§ **AVAILABLE DATA**

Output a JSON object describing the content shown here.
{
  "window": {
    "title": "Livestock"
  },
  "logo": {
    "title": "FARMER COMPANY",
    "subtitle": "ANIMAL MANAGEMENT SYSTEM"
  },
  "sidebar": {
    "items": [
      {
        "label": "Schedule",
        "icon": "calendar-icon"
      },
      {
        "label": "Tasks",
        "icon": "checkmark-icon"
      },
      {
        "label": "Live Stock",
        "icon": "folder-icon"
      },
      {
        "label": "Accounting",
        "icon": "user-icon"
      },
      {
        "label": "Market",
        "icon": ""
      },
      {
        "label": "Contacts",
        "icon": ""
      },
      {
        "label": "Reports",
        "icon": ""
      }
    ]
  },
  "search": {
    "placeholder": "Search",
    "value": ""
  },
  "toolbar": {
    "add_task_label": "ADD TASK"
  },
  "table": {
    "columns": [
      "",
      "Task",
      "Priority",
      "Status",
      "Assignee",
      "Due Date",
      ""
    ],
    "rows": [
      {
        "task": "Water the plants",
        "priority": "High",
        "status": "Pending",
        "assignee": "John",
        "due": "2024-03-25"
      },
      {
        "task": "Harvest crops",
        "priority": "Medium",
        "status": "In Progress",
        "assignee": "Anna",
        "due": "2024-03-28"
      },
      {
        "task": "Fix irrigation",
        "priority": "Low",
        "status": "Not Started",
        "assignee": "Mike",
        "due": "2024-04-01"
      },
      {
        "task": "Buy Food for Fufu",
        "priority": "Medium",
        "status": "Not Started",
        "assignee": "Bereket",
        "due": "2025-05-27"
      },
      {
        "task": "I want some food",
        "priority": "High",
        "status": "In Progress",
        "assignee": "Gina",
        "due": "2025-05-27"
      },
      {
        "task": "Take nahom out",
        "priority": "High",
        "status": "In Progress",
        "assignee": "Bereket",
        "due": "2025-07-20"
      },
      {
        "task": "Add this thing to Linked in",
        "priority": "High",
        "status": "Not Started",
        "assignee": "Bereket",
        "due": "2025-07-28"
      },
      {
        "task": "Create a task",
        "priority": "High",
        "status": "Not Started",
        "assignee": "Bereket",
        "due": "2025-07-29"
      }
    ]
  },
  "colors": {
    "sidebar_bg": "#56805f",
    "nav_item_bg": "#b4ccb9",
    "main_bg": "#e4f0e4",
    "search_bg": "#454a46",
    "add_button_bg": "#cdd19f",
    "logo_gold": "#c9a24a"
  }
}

§ **WRITTEN INSTRUCTION**
Your task is to retype all of the records exactly.

§ **REPLY TO THE EXERCISE**
Output a JSON object describing the content shown here.
{
  "window": {
    "title": "Livestock"
  },
  "logo": {
    "title": "FARMER COMPANY",
    "subtitle": "ANIMAL MANAGEMENT SYSTEM"
  },
  "sidebar": {
    "items": [
      {
        "label": "Schedule",
        "icon": "calendar-icon"
      },
      {
        "label": "Tasks",
        "icon": "checkmark-icon"
      },
      {
        "label": "Live Stock",
        "icon": "folder-icon"
      },
      {
        "label": "Accounting",
        "icon": "user-icon"
      },
      {
        "label": "Market",
        "icon": ""
      },
      {
        "label": "Contacts",
        "icon": ""
      },
      {
        "label": "Reports",
        "icon": ""
      }
    ]
  },
  "search": {
    "placeholder": "Search",
    "value": ""
  },
  "toolbar": {
    "add_task_label": "ADD TASK"
  },
  "table": {
    "columns": [
      "",
      "Task",
      "Priority",
      "Status",
      "Assignee",
      "Due Date",
      ""
    ],
    "rows": [
      {
        "task": "Water the plants",
        "priority": "High",
        "status": "Pending",
        "assignee": "John",
        "due": "2024-03-25"
      },
      {
        "task": "Harvest crops",
        "priority": "Medium",
        "status": "In Progress",
        "assignee": "Anna",
        "due": "2024-03-28"
      },
      {
        "task": "Fix irrigation",
        "priority": "Low",
        "status": "Not Started",
        "assignee": "Mike",
        "due": "2024-04-01"
      },
      {
        "task": "Buy Food for Fufu",
        "priority": "Medium",
        "status": "Not Started",
        "assignee": "Bereket",
        "due": "2025-05-27"
      },
      {
        "task": "I want some food",
        "priority": "High",
        "status": "In Progress",
        "assignee": "Gina",
        "due": "2025-05-27"
      },
      {
        "task": "Take nahom out",
        "priority": "High",
        "status": "In Progress",
        "assignee": "Bereket",
        "due": "2025-07-20"
      },
      {
        "task": "Add this thing to Linked in",
        "priority": "High",
        "status": "Not Started",
        "assignee": "Bereket",
        "due": "2025-07-28"
      },
      {
        "task": "Create a task",
        "priority": "High",
        "status": "Not Started",
        "assignee": "Bereket",
        "due": "2025-07-29"
      }
    ]
  },
  "colors": {
    "sidebar_bg": "#56805f",
    "nav_item_bg": "#b4ccb9",
    "main_bg": "#e4f0e4",
    "search_bg": "#454a46",
    "add_button_bg": "#cdd19f",
    "logo_gold": "#c9a24a"
  }
}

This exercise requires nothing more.